*** Records shown

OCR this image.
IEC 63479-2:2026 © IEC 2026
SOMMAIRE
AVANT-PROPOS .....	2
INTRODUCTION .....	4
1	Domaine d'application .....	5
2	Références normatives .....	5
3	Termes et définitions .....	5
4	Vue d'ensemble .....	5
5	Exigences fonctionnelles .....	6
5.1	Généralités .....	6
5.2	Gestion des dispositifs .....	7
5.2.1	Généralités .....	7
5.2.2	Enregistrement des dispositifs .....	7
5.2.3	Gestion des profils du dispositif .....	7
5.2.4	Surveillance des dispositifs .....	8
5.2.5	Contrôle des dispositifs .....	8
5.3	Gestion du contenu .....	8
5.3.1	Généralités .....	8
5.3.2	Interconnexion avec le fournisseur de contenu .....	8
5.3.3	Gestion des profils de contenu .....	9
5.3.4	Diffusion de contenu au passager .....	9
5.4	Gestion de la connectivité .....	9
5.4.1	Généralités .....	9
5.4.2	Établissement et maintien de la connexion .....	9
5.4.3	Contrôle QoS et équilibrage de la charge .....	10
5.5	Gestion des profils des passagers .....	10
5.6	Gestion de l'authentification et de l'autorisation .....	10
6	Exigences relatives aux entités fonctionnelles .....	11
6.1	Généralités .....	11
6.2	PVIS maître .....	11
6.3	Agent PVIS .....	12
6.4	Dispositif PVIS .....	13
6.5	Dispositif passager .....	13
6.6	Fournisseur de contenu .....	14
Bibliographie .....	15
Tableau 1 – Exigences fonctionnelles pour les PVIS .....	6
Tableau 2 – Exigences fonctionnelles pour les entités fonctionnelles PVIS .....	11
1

******

Directions | Print all of the data exactly as it was given.

Output of the task |
OCR this image.
IEC 63479-2:2026 © IEC 2026
SOMMAIRE
AVANT-PROPOS .....	2
INTRODUCTION .....	4
1	Domaine d'application .....	5
2	Références normatives .....	5
3	Termes et définitions .....	5
4	Vue d'ensemble .....	5
5	Exigences fonctionnelles .....	6
5.1	Généralités .....	6
5.2	Gestion des dispositifs .....	7
5.2.1	Généralités .....	7
5.2.2	Enregistrement des dispositifs .....	7
5.2.3	Gestion des profils du dispositif .....	7
5.2.4	Surveillance des dispositifs .....	8
5.2.5	Contrôle des dispositifs .....	8
5.3	Gestion du contenu .....	8
5.3.1	Généralités .....	8
5.3.2	Interconnexion avec le fournisseur de contenu .....	8
5.3.3	Gestion des profils de contenu .....	9
5.3.4	Diffusion de contenu au passager .....	9
5.4	Gestion de la connectivité .....	9
5.4.1	Généralités .....	9
5.4.2	Établissement et maintien de la connexion .....	9
5.4.3	Contrôle QoS et équilibrage de la charge .....	10
5.5	Gestion des profils des passagers .....	10
5.6	Gestion de l'authentification et de l'autorisation .....	10
6	Exigences relatives aux entités fonctionnelles .....	11
6.1	Généralités .....	11
6.2	PVIS maître .....	11
6.3	Agent PVIS .....	12
6.4	Dispositif PVIS .....	13
6.5	Dispositif passager .....	13
6.6	Fournisseur de contenu .....	14
Bibliographie .....	15
Tableau 1 – Exigences fonctionnelles pour les PVIS .....	6
Tableau 2 – Exigences fonctionnelles pour les entités fonctionnelles PVIS .....	11
1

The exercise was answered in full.